[Start Data listing]
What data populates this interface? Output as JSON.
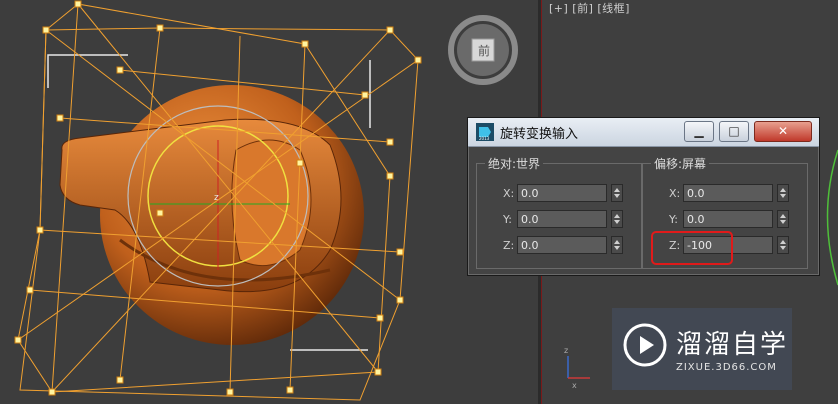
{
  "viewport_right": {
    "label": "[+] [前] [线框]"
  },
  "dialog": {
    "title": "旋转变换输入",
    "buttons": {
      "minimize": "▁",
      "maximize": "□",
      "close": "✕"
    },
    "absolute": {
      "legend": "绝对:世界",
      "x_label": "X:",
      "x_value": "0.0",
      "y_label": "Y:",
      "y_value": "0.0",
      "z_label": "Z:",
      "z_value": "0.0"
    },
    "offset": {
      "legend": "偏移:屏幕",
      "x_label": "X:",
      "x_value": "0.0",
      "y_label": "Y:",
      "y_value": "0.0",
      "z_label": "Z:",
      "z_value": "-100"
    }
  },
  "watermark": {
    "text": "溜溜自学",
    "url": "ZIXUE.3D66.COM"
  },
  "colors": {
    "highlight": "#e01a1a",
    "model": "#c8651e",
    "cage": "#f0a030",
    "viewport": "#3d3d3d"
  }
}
[End Data listing]
:: Problem statement ::
Restate the data above word for word. Skip every picture.

:: Written response ::
What data populates this interface? Output as JSON.
{
  "viewport_right": {
    "label": "[+] [前] [线框]"
  },
  "dialog": {
    "title": "旋转变换输入",
    "buttons": {
      "minimize": "▁",
      "maximize": "□",
      "close": "✕"
    },
    "absolute": {
      "legend": "绝对:世界",
      "x_label": "X:",
      "x_value": "0.0",
      "y_label": "Y:",
      "y_value": "0.0",
      "z_label": "Z:",
      "z_value": "0.0"
    },
    "offset": {
      "legend": "偏移:屏幕",
      "x_label": "X:",
      "x_value": "0.0",
      "y_label": "Y:",
      "y_value": "0.0",
      "z_label": "Z:",
      "z_value": "-100"
    }
  },
  "watermark": {
    "text": "溜溜自学",
    "url": "ZIXUE.3D66.COM"
  },
  "colors": {
    "highlight": "#e01a1a",
    "model": "#c8651e",
    "cage": "#f0a030",
    "viewport": "#3d3d3d"
  }
}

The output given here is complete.